## Stated exercise
Copy out exactly the lines from the one containing "What data was" through the end of the records, and no pictures.

— BEGIN Source material —

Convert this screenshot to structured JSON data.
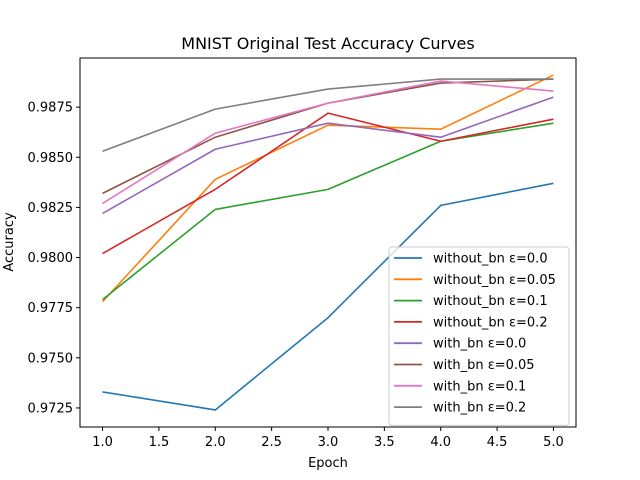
{
  "chart_data": {
    "type": "line",
    "title": "MNIST Original Test Accuracy Curves",
    "xlabel": "Epoch",
    "ylabel": "Accuracy",
    "x": [
      1,
      2,
      3,
      4,
      5
    ],
    "xlim": [
      0.8,
      5.2
    ],
    "ylim": [
      0.97155,
      0.98995
    ],
    "xticks": [
      "1.0",
      "1.5",
      "2.0",
      "2.5",
      "3.0",
      "3.5",
      "4.0",
      "4.5",
      "5.0"
    ],
    "yticks": [
      "0.9725",
      "0.9750",
      "0.9775",
      "0.9800",
      "0.9825",
      "0.9850",
      "0.9875"
    ],
    "grid": false,
    "legend_position": "lower-right",
    "series": [
      {
        "name": "without_bn ε=0.0",
        "color": "#1f77b4",
        "values": [
          0.9733,
          0.9724,
          0.977,
          0.9826,
          0.9837
        ]
      },
      {
        "name": "without_bn ε=0.05",
        "color": "#ff7f0e",
        "values": [
          0.9778,
          0.9839,
          0.9866,
          0.9864,
          0.9891
        ]
      },
      {
        "name": "without_bn ε=0.1",
        "color": "#2ca02c",
        "values": [
          0.9779,
          0.9824,
          0.9834,
          0.9858,
          0.9867
        ]
      },
      {
        "name": "without_bn ε=0.2",
        "color": "#d62728",
        "values": [
          0.9802,
          0.9834,
          0.9872,
          0.9858,
          0.9869
        ]
      },
      {
        "name": "with_bn ε=0.0",
        "color": "#9467bd",
        "values": [
          0.9822,
          0.9854,
          0.9867,
          0.986,
          0.988
        ]
      },
      {
        "name": "with_bn ε=0.05",
        "color": "#8c564b",
        "values": [
          0.9832,
          0.986,
          0.9877,
          0.9887,
          0.9889
        ]
      },
      {
        "name": "with_bn ε=0.1",
        "color": "#e377c2",
        "values": [
          0.9827,
          0.9862,
          0.9877,
          0.9888,
          0.9883
        ]
      },
      {
        "name": "with_bn ε=0.2",
        "color": "#7f7f7f",
        "values": [
          0.9853,
          0.9874,
          0.9884,
          0.9889,
          0.9889
        ]
      }
    ]
  }
}
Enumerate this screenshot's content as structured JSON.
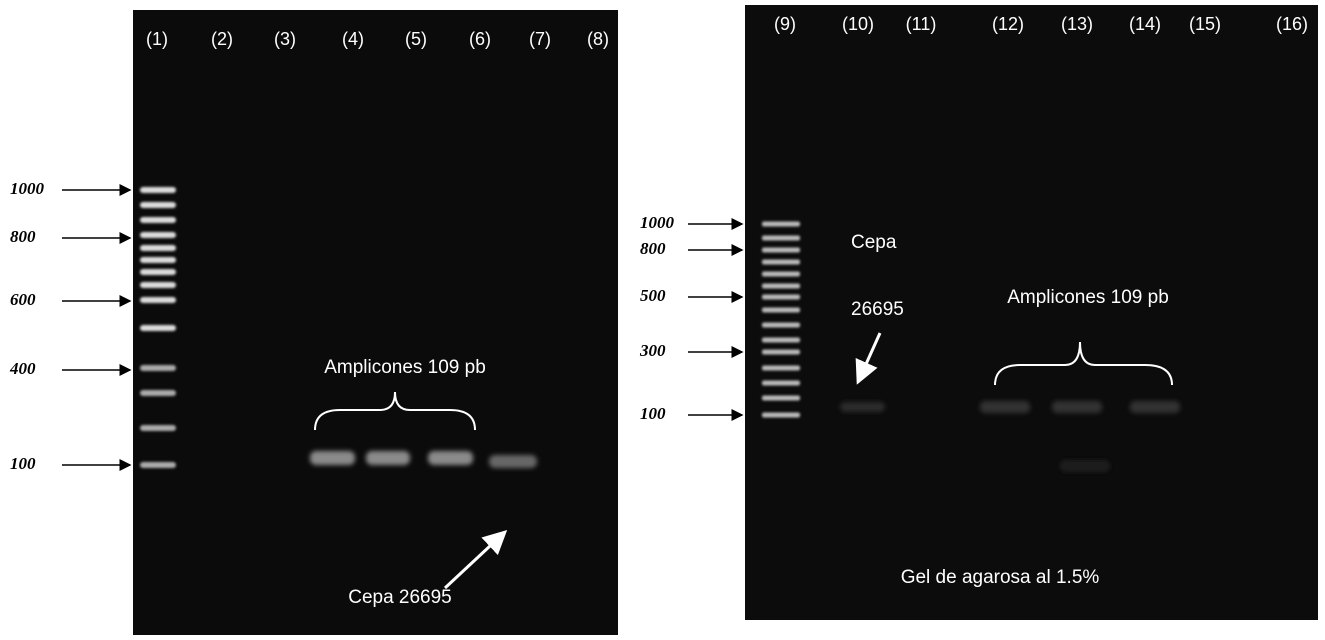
{
  "left_gel": {
    "lanes": [
      "(1)",
      "(2)",
      "(3)",
      "(4)",
      "(5)",
      "(6)",
      "(7)",
      "(8)"
    ],
    "markers": [
      "1000",
      "800",
      "600",
      "400",
      "100"
    ],
    "amplicons_label": "Amplicones 109 pb",
    "strain_label": "Cepa 26695"
  },
  "right_gel": {
    "lanes": [
      "(9)",
      "(10)",
      "(11)",
      "(12)",
      "(13)",
      "(14)",
      "(15)",
      "(16)"
    ],
    "markers": [
      "1000",
      "800",
      "500",
      "300",
      "100"
    ],
    "strain_label_line1": "Cepa",
    "strain_label_line2": "26695",
    "amplicons_label": "Amplicones 109 pb",
    "gel_note": "Gel de agarosa al 1.5%"
  }
}
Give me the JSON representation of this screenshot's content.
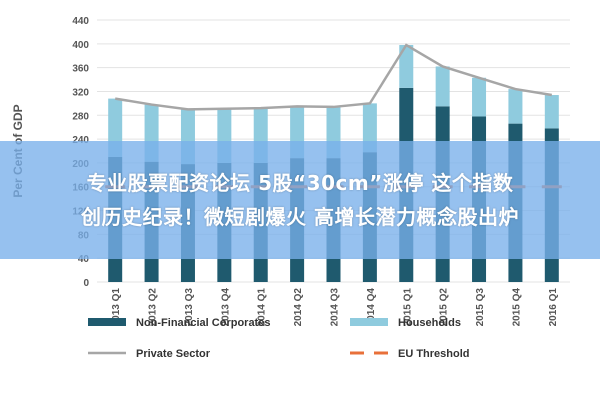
{
  "chart_data": {
    "type": "bar",
    "ylabel": "Per Cent of GDP",
    "ylim": [
      0,
      440
    ],
    "yticks": [
      0,
      40,
      80,
      120,
      160,
      200,
      240,
      280,
      320,
      360,
      400,
      440
    ],
    "categories": [
      "2013 Q1",
      "2013 Q2",
      "2013 Q3",
      "2013 Q4",
      "2014 Q1",
      "2014 Q2",
      "2014 Q3",
      "2014 Q4",
      "2015 Q1",
      "2015 Q2",
      "2015 Q3",
      "2015 Q4",
      "2016 Q1"
    ],
    "series": [
      {
        "name": "Non-Financial Corporates",
        "kind": "bar",
        "color": "#1f5a6e",
        "values": [
          210,
          202,
          198,
          200,
          200,
          208,
          208,
          218,
          326,
          295,
          278,
          266,
          258
        ]
      },
      {
        "name": "Households",
        "kind": "bar",
        "color": "#8fcbde",
        "values": [
          98,
          96,
          92,
          91,
          92,
          87,
          86,
          82,
          72,
          67,
          65,
          58,
          56
        ]
      },
      {
        "name": "Private Sector",
        "kind": "line",
        "color": "#a6a6a6",
        "values": [
          308,
          298,
          290,
          291,
          292,
          295,
          294,
          300,
          398,
          362,
          343,
          324,
          314
        ]
      },
      {
        "name": "EU Threshold",
        "kind": "dash",
        "color": "#e8703a",
        "values": [
          160,
          160,
          160,
          160,
          160,
          160,
          160,
          160,
          160,
          160,
          160,
          160,
          160
        ]
      }
    ]
  },
  "overlay": {
    "line1": "专业股票配资论坛 5股“30cm”涨停 这个指数",
    "line2": "创历史纪录！微短剧爆火 高增长潜力概念股出炉"
  }
}
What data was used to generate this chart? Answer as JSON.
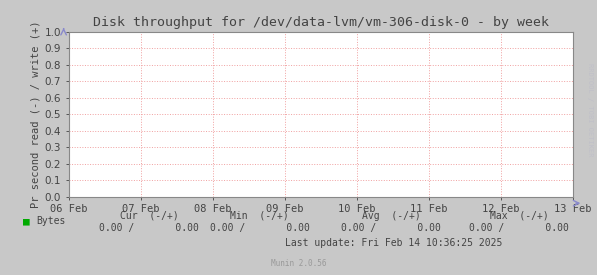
{
  "title": "Disk throughput for /dev/data-lvm/vm-306-disk-0 - by week",
  "ylabel": "Pr second read (-) / write (+)",
  "background_color": "#c8c8c8",
  "plot_bg_color": "#ffffff",
  "grid_color": "#f0a0a0",
  "border_color": "#888888",
  "title_fontsize": 9.5,
  "axis_fontsize": 7.5,
  "tick_fontsize": 7.5,
  "small_fontsize": 6.5,
  "ylim": [
    0.0,
    1.0
  ],
  "yticks": [
    0.0,
    0.1,
    0.2,
    0.3,
    0.4,
    0.5,
    0.6,
    0.7,
    0.8,
    0.9,
    1.0
  ],
  "xtick_labels": [
    "06 Feb",
    "07 Feb",
    "08 Feb",
    "09 Feb",
    "10 Feb",
    "11 Feb",
    "12 Feb",
    "13 Feb"
  ],
  "legend_label": "Bytes",
  "legend_color": "#00aa00",
  "cur_label": "Cur  (-/+)",
  "min_label": "Min  (-/+)",
  "avg_label": "Avg  (-/+)",
  "max_label": "Max  (-/+)",
  "cur_val": "0.00 /       0.00",
  "min_val": "0.00 /       0.00",
  "avg_val": "0.00 /       0.00",
  "max_val": "0.00 /       0.00",
  "last_update": "Last update: Fri Feb 14 10:36:25 2025",
  "munin_version": "Munin 2.0.56",
  "text_color": "#444444",
  "right_label_color": "#c0c0c8",
  "figsize": [
    5.97,
    2.75
  ],
  "dpi": 100
}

— END Source material —

## Output for this task
What data was used to generate this chart? Answer as JSON.
{
  "title": "Disk throughput for /dev/data-lvm/vm-306-disk-0 - by week",
  "ylabel": "Pr second read (-) / write (+)",
  "background_color": "#c8c8c8",
  "plot_bg_color": "#ffffff",
  "grid_color": "#f0a0a0",
  "border_color": "#888888",
  "title_fontsize": 9.5,
  "axis_fontsize": 7.5,
  "tick_fontsize": 7.5,
  "small_fontsize": 6.5,
  "ylim": [
    0.0,
    1.0
  ],
  "yticks": [
    0.0,
    0.1,
    0.2,
    0.3,
    0.4,
    0.5,
    0.6,
    0.7,
    0.8,
    0.9,
    1.0
  ],
  "xtick_labels": [
    "06 Feb",
    "07 Feb",
    "08 Feb",
    "09 Feb",
    "10 Feb",
    "11 Feb",
    "12 Feb",
    "13 Feb"
  ],
  "legend_label": "Bytes",
  "legend_color": "#00aa00",
  "cur_label": "Cur  (-/+)",
  "min_label": "Min  (-/+)",
  "avg_label": "Avg  (-/+)",
  "max_label": "Max  (-/+)",
  "cur_val": "0.00 /       0.00",
  "min_val": "0.00 /       0.00",
  "avg_val": "0.00 /       0.00",
  "max_val": "0.00 /       0.00",
  "last_update": "Last update: Fri Feb 14 10:36:25 2025",
  "munin_version": "Munin 2.0.56",
  "text_color": "#444444",
  "right_label_color": "#c0c0c8",
  "figsize": [
    5.97,
    2.75
  ],
  "dpi": 100
}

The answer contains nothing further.